Brief —
Using the records that follow, copy every line containing the word "精品课程".
┌─ Stored rows
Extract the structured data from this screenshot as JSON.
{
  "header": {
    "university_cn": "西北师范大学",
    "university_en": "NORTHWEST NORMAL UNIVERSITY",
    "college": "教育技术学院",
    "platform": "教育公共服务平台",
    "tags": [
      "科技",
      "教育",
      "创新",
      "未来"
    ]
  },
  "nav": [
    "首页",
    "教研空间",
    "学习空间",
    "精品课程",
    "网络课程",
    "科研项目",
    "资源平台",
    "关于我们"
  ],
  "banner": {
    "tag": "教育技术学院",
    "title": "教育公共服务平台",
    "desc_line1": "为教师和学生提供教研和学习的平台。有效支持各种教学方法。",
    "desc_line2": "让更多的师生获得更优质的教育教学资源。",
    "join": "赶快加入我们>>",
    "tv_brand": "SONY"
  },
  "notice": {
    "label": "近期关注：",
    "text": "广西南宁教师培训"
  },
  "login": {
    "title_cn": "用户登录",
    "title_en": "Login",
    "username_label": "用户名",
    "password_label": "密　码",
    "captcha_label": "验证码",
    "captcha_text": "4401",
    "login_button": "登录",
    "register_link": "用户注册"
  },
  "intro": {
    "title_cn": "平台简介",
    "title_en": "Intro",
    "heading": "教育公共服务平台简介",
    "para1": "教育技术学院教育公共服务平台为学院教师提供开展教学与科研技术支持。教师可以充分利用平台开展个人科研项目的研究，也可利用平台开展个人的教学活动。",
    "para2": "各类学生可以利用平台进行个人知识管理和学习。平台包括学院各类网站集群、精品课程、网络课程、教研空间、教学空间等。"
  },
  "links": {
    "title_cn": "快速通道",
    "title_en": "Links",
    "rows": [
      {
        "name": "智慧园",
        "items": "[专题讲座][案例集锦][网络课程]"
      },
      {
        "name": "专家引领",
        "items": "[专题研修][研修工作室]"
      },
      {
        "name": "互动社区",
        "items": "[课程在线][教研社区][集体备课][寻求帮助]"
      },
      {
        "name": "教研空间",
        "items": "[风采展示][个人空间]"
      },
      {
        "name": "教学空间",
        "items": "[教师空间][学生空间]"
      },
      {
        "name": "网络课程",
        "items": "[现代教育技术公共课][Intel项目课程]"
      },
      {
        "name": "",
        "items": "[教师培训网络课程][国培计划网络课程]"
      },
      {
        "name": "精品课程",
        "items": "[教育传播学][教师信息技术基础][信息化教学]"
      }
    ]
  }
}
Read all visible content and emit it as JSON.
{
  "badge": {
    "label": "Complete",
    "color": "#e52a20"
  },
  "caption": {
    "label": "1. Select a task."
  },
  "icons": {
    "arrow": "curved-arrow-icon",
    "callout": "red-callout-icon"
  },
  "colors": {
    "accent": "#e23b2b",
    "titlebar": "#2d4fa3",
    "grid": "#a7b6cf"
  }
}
└─
Answer to the exercise —
    "精品课程",
    "para2": "各类学生可以利用平台进行个人知识管理和学习。平台包括学院各类网站集群、精品课程、网络课程、教研空间、教学空间等。"
        "name": "精品课程",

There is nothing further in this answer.